─── DATA FOR PROCESSING ───

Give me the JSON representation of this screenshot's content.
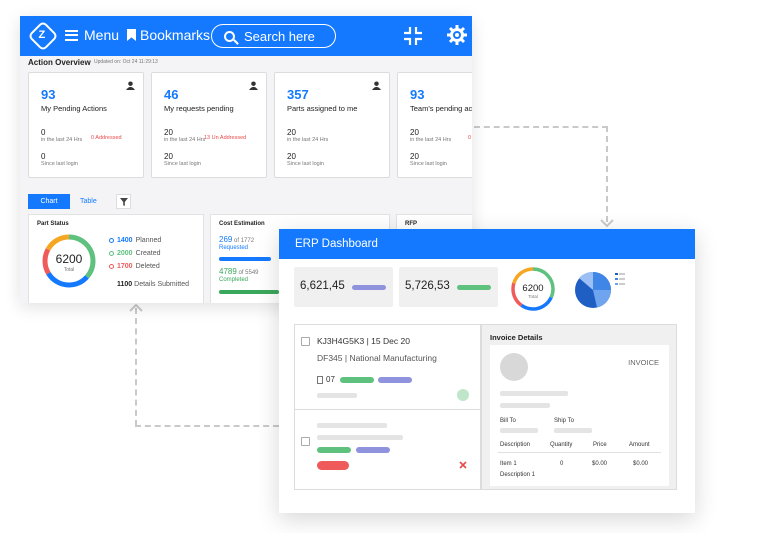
{
  "back_window": {
    "topbar": {
      "menu_label": "Menu",
      "bookmarks_label": "Bookmarks",
      "search_placeholder": "Search here",
      "logo_glyph": "Z"
    },
    "action_overview": {
      "title": "Action Overview",
      "updated": "Updated on: Oct 24 11:29:13"
    },
    "cards": [
      {
        "value": "93",
        "label": "My Pending Actions",
        "stat1_value": "0",
        "stat1_caption": "in the last 24 Hrs",
        "stat1_note": "0 Addressed",
        "stat2_value": "0",
        "stat2_caption": "Since last login"
      },
      {
        "value": "46",
        "label": "My requests pending",
        "stat1_value": "20",
        "stat1_caption": "in the last 24 Hrs",
        "stat1_note": "13 Un Addressed",
        "stat2_value": "20",
        "stat2_caption": "Since last login"
      },
      {
        "value": "357",
        "label": "Parts assigned to me",
        "stat1_value": "20",
        "stat1_caption": "in the last 24 Hrs",
        "stat1_note": "",
        "stat2_value": "20",
        "stat2_caption": "Since last login"
      },
      {
        "value": "93",
        "label": "Team's pending act",
        "stat1_value": "20",
        "stat1_caption": "in the last 24 Hrs",
        "stat1_note": "0",
        "stat2_value": "20",
        "stat2_caption": "Since last login"
      }
    ],
    "tabs": {
      "chart": "Chart",
      "table": "Table"
    },
    "part_status": {
      "title": "Part Status",
      "total_value": "6200",
      "total_label": "Total",
      "planned_value": "1400",
      "planned_label": "Planned",
      "created_value": "2000",
      "created_label": "Created",
      "deleted_value": "1700",
      "deleted_label": "Deleted",
      "submitted_value": "1100",
      "submitted_label": "Details Submitted"
    },
    "cost_estimation": {
      "title": "Cost Estimation",
      "requested_value": "269",
      "requested_of": "of 1772",
      "requested_label": "Requested",
      "completed_value": "4789",
      "completed_of": "of 5549",
      "completed_label": "Completed"
    },
    "rfp": {
      "title": "RFP"
    }
  },
  "front_window": {
    "title": "ERP Dashboard",
    "stats": [
      {
        "value": "6,621,45",
        "bar_color": "#8f93dd"
      },
      {
        "value": "5,726,53",
        "bar_color": "#5fc17e"
      }
    ],
    "donut": {
      "value": "6200",
      "label": "Total"
    },
    "list_item": {
      "id_line": "KJ3H4G5K3 | 15 Dec 20",
      "company_line": "DF345 | National Manufacturing",
      "count": "07"
    },
    "invoice": {
      "title": "Invoice Details",
      "heading": "INVOICE",
      "bill_to": "Bill To",
      "ship_to": "Ship To",
      "col_description": "Description",
      "col_quantity": "Quantity",
      "col_price": "Price",
      "col_amount": "Amount",
      "item_name": "Item 1",
      "item_desc": "Description 1",
      "item_qty": "0",
      "item_price": "$0.00",
      "item_amount": "$0.00"
    }
  },
  "colors": {
    "primary_blue": "#1479ff",
    "green": "#5fc17e",
    "purple": "#8f93dd",
    "red": "#ef5a5a"
  }
}
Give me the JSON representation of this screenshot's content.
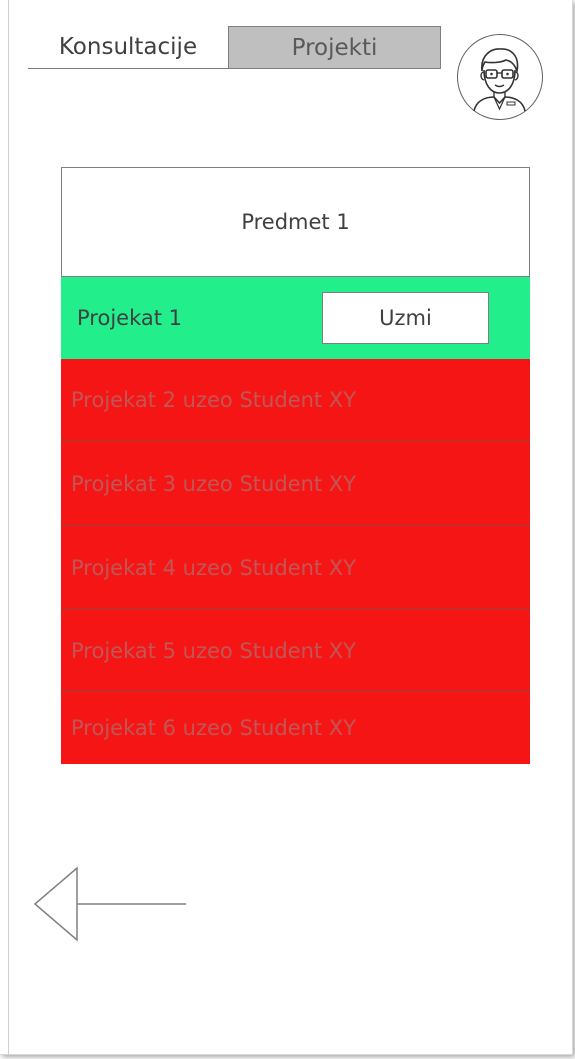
{
  "tabs": {
    "consultations": "Konsultacije",
    "projects": "Projekti"
  },
  "subject": {
    "title": "Predmet 1"
  },
  "available_project": {
    "label": "Projekat 1",
    "take_label": "Uzmi"
  },
  "taken_projects": [
    {
      "label": "Projekat 2 uzeo Student XY"
    },
    {
      "label": "Projekat 3 uzeo Student XY"
    },
    {
      "label": "Projekat 4 uzeo Student XY"
    },
    {
      "label": "Projekat 5 uzeo Student XY"
    },
    {
      "label": "Projekat 6 uzeo Student XY"
    }
  ],
  "icons": {
    "avatar": "user-avatar-icon",
    "back": "back-arrow-icon"
  },
  "colors": {
    "available": "#22ee8c",
    "taken": "#f51515",
    "active_tab": "#bfbfbf"
  }
}
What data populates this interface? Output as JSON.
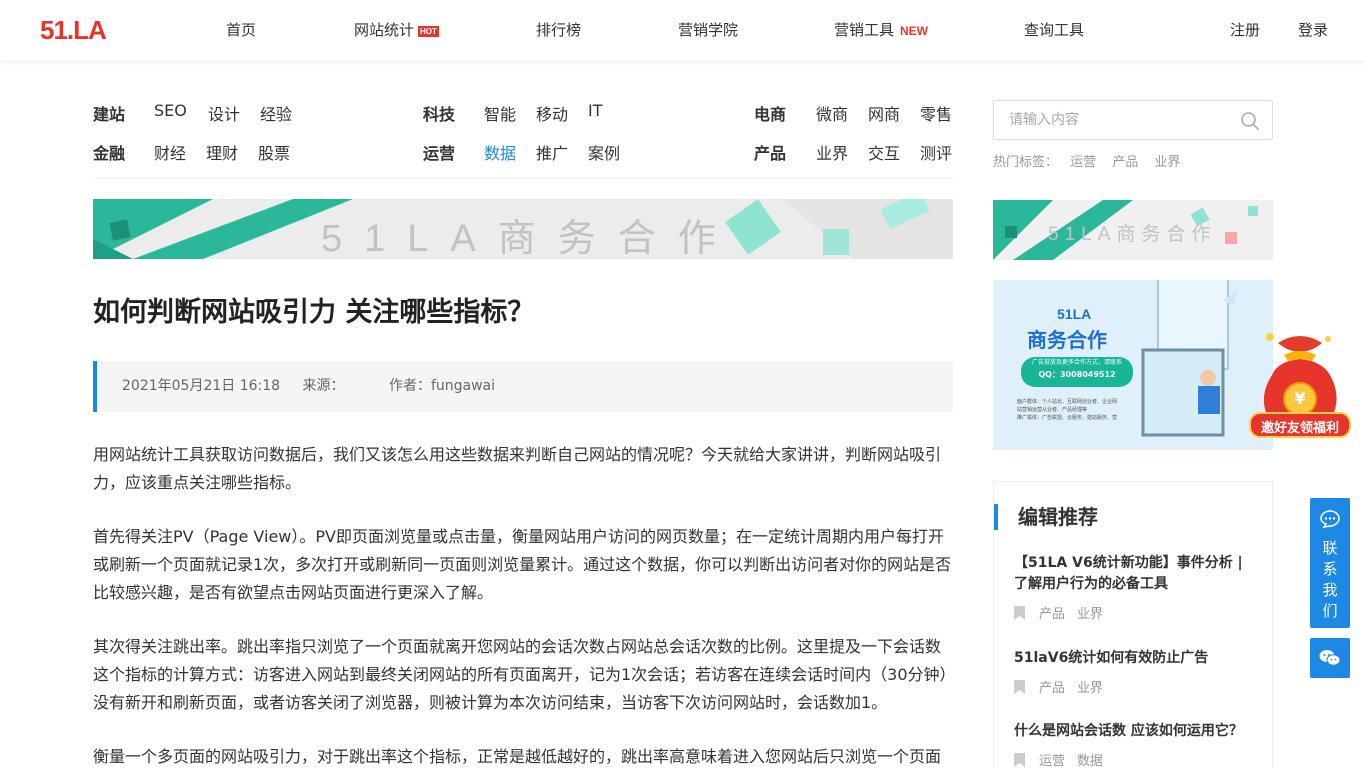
{
  "header": {
    "logo": "51.LA",
    "nav": [
      {
        "label": "首页"
      },
      {
        "label": "网站统计",
        "badge": "HOT"
      },
      {
        "label": "排行榜"
      },
      {
        "label": "营销学院"
      },
      {
        "label": "营销工具",
        "badge": "NEW"
      },
      {
        "label": "查询工具"
      }
    ],
    "register": "注册",
    "login": "登录"
  },
  "categories": {
    "groups": [
      {
        "head": "建站",
        "links": [
          "SEO",
          "设计",
          "经验"
        ]
      },
      {
        "head": "科技",
        "links": [
          "智能",
          "移动",
          "IT"
        ]
      },
      {
        "head": "电商",
        "links": [
          "微商",
          "网商",
          "零售"
        ]
      },
      {
        "head": "金融",
        "links": [
          "财经",
          "理财",
          "股票"
        ]
      },
      {
        "head": "运营",
        "links": [
          "数据",
          "推广",
          "案例"
        ]
      },
      {
        "head": "产品",
        "links": [
          "业界",
          "交互",
          "测评"
        ]
      }
    ]
  },
  "banner": {
    "main_text": "51LA商务合作",
    "side_text": "51LA商务合作"
  },
  "ad": {
    "brand": "51LA",
    "headline": "商务合作",
    "pill_line1": "广告投放及更多合作方式，请联系",
    "pill_line2": "QQ：3008049512",
    "target_line1": "面户群体：个人站长、互联网创业者、企业网",
    "target_line2": "站营销运营从业者、产品经理等",
    "channel_line": "推广载体：广告联盟、云服务、建站服务、营"
  },
  "red_bag": {
    "caption": "邀好友领福利",
    "symbol": "¥"
  },
  "article": {
    "title": "如何判断网站吸引力 关注哪些指标？",
    "date": "2021年05月21日 16:18",
    "source": "来源：",
    "author": "作者：fungawai",
    "paragraphs": [
      "用网站统计工具获取访问数据后，我们又该怎么用这些数据来判断自己网站的情况呢？今天就给大家讲讲，判断网站吸引力，应该重点关注哪些指标。",
      "首先得关注PV（Page View）。PV即页面浏览量或点击量，衡量网站用户访问的网页数量；在一定统计周期内用户每打开或刷新一个页面就记录1次，多次打开或刷新同一页面则浏览量累计。通过这个数据，你可以判断出访问者对你的网站是否比较感兴趣，是否有欲望点击网站页面进行更深入了解。",
      "其次得关注跳出率。跳出率指只浏览了一个页面就离开您网站的会话次数占网站总会话次数的比例。这里提及一下会话数这个指标的计算方式：访客进入网站到最终关闭网站的所有页面离开，记为1次会话；若访客在连续会话时间内（30分钟）没有新开和刷新页面，或者访客关闭了浏览器，则被计算为本次访问结束，当访客下次访问网站时，会话数加1。",
      "衡量一个多页面的网站吸引力，对于跳出率这个指标，正常是越低越好的，跳出率高意味着进入您网站后只浏览一个页面"
    ]
  },
  "sidebar": {
    "search_placeholder": "请输入内容",
    "hot_label": "热门标签：",
    "hot_tags": [
      "运营",
      "产品",
      "业界"
    ],
    "rec_title": "编辑推荐",
    "recs": [
      {
        "title": "【51LA V6统计新功能】事件分析 | 了解用户行为的必备工具",
        "tags": [
          "产品",
          "业界"
        ]
      },
      {
        "title": "51laV6统计如何有效防止广告",
        "tags": [
          "产品",
          "业界"
        ]
      },
      {
        "title": "什么是网站会话数 应该如何运用它？",
        "tags": [
          "运营",
          "数据"
        ]
      }
    ]
  },
  "float": {
    "contact_chars": [
      "联",
      "系",
      "我",
      "们"
    ]
  },
  "colors": {
    "brand_red": "#e8352b",
    "accent_blue": "#1e88e5",
    "banner_green": "#2bb89a"
  }
}
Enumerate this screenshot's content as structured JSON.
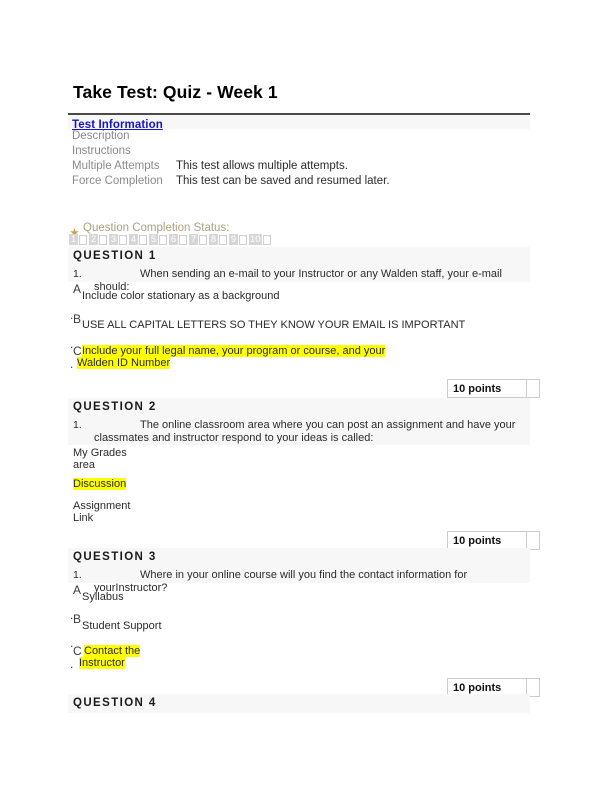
{
  "page": {
    "title": "Take Test: Quiz - Week 1"
  },
  "test_information": {
    "heading": "Test Information",
    "rows": [
      {
        "label": "Description",
        "value": ""
      },
      {
        "label": "Instructions",
        "value": ""
      },
      {
        "label": "Multiple Attempts",
        "value": "This test allows multiple attempts."
      },
      {
        "label": "Force Completion",
        "value": "This test can be saved and resumed later."
      }
    ]
  },
  "completion_status": {
    "icon": "star-icon",
    "label": "Question Completion Status:",
    "questions": [
      "1",
      "2",
      "3",
      "4",
      "5",
      "6",
      "7",
      "8",
      "9",
      "10"
    ]
  },
  "questions": [
    {
      "header": "QUESTION 1",
      "number": "1.",
      "text": "When sending an e-mail to your Instructor or any Walden staff, your e-mail should:",
      "points": "10 points",
      "options": [
        {
          "letter": "A",
          "dot": ".",
          "text": "Include color stationary as a background",
          "highlighted": false
        },
        {
          "letter": "B",
          "dot": ".",
          "text": "USE ALL CAPITAL LETTERS SO THEY KNOW YOUR EMAIL IS IMPORTANT",
          "highlighted": false
        },
        {
          "letter": "C",
          "dot": ".",
          "text_line1": "Include your full legal name, your program or course, and your",
          "text_line2": "Walden ID Number",
          "highlighted": true
        }
      ]
    },
    {
      "header": "QUESTION 2",
      "number": "1.",
      "text": "The online classroom area where you can post an assignment and have your classmates and instructor respond to your ideas is called:",
      "points": "10 points",
      "options": [
        {
          "letter": "",
          "dot": "",
          "text_line1": "My Grades",
          "text_line2": "area",
          "highlighted": false
        },
        {
          "letter": "",
          "dot": "",
          "text_line1": "Discussion",
          "text_line2": "",
          "highlighted": true
        },
        {
          "letter": "",
          "dot": "",
          "text_line1": "Assignment",
          "text_line2": "Link",
          "highlighted": false
        }
      ]
    },
    {
      "header": "QUESTION 3",
      "number": "1.",
      "text": "Where in your online course will you find the contact information for yourInstructor?",
      "points": "10 points",
      "options": [
        {
          "letter": "A",
          "dot": ".",
          "text": "Syllabus",
          "highlighted": false
        },
        {
          "letter": "B",
          "dot": ".",
          "text": "Student Support",
          "highlighted": false
        },
        {
          "letter": "C",
          "dot": ".",
          "text_line1": "Contact the",
          "text_line2": "Instructor",
          "highlighted": true
        }
      ]
    },
    {
      "header": "QUESTION 4",
      "number": "",
      "text": "",
      "points": "",
      "options": []
    }
  ],
  "colors": {
    "link": "#1414cc",
    "band": "#f7f7f7",
    "highlight": "#ffff00",
    "label_gray": "#8a8a8a",
    "status_text": "#b0a080"
  }
}
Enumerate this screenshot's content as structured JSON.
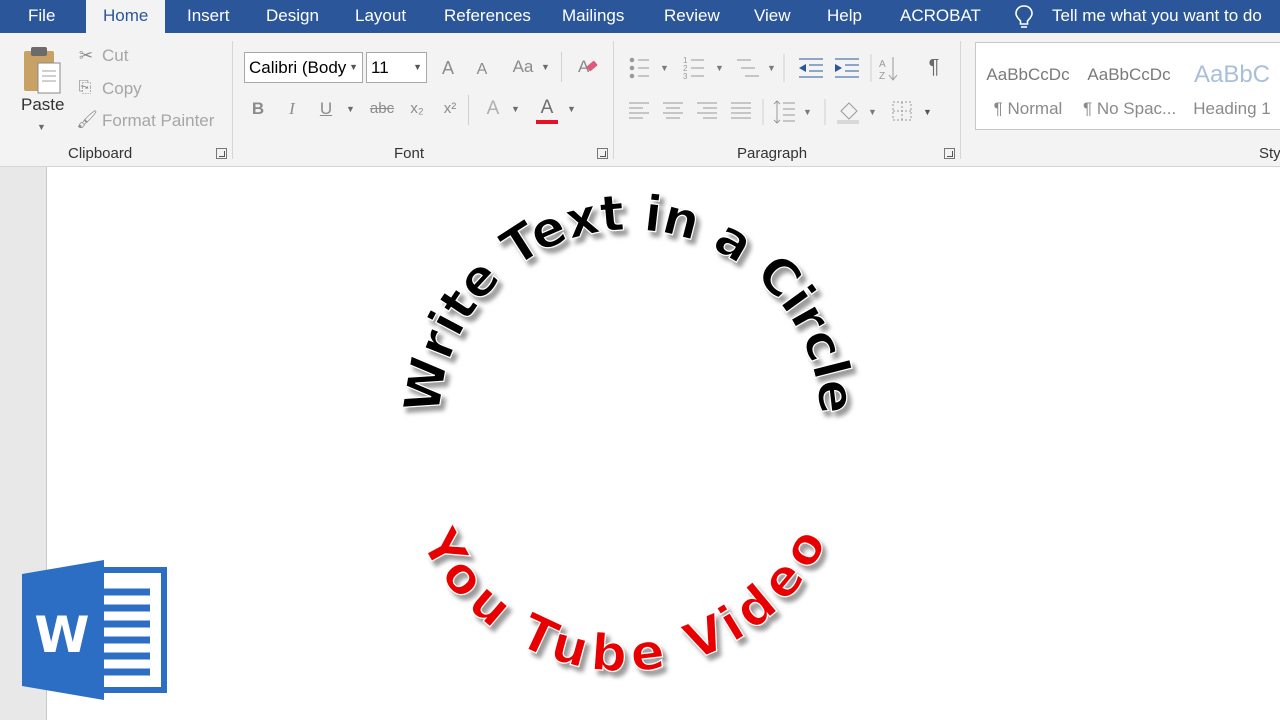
{
  "tabs": [
    {
      "id": "file",
      "label": "File"
    },
    {
      "id": "home",
      "label": "Home",
      "active": true
    },
    {
      "id": "insert",
      "label": "Insert"
    },
    {
      "id": "design",
      "label": "Design"
    },
    {
      "id": "layout",
      "label": "Layout"
    },
    {
      "id": "references",
      "label": "References"
    },
    {
      "id": "mailings",
      "label": "Mailings"
    },
    {
      "id": "review",
      "label": "Review"
    },
    {
      "id": "view",
      "label": "View"
    },
    {
      "id": "help",
      "label": "Help"
    },
    {
      "id": "acrobat",
      "label": "ACROBAT"
    }
  ],
  "tell_me": "Tell me what you want to do",
  "clipboard": {
    "group_label": "Clipboard",
    "paste": "Paste",
    "cut": "Cut",
    "copy": "Copy",
    "format_painter": "Format Painter"
  },
  "font": {
    "group_label": "Font",
    "family": "Calibri (Body",
    "size": "11",
    "bold": "B",
    "italic": "I",
    "underline": "U",
    "strike": "abc",
    "grow": "A",
    "shrink": "A",
    "change_case": "Aa",
    "text_effects": "A",
    "font_color": "A",
    "font_color_hex": "#e81123"
  },
  "paragraph": {
    "group_label": "Paragraph",
    "pilcrow": "¶"
  },
  "styles": {
    "group_label": "Sty",
    "items": [
      {
        "sample": "AaBbCcDc",
        "name": "¶ Normal"
      },
      {
        "sample": "AaBbCcDc",
        "name": "¶ No Spac..."
      },
      {
        "sample": "AaBbC",
        "name": "Heading 1"
      }
    ]
  },
  "document": {
    "arc_top": "Write Text in a Circle",
    "arc_bottom": "You Tube Video",
    "top_color": "#000000",
    "bottom_color": "#e80000"
  },
  "colors": {
    "tab_bar": "#2b579a",
    "ribbon": "#f3f3f3",
    "word_logo": "#2b6ec3"
  }
}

───

EXERCISE GOAL ▸ Each line in the entries above that includes the string "Details" should be extracted.

EXPECTED ANSWER ▸
      "submitted_label": "Details Submitted"
      "title": "Invoice Details",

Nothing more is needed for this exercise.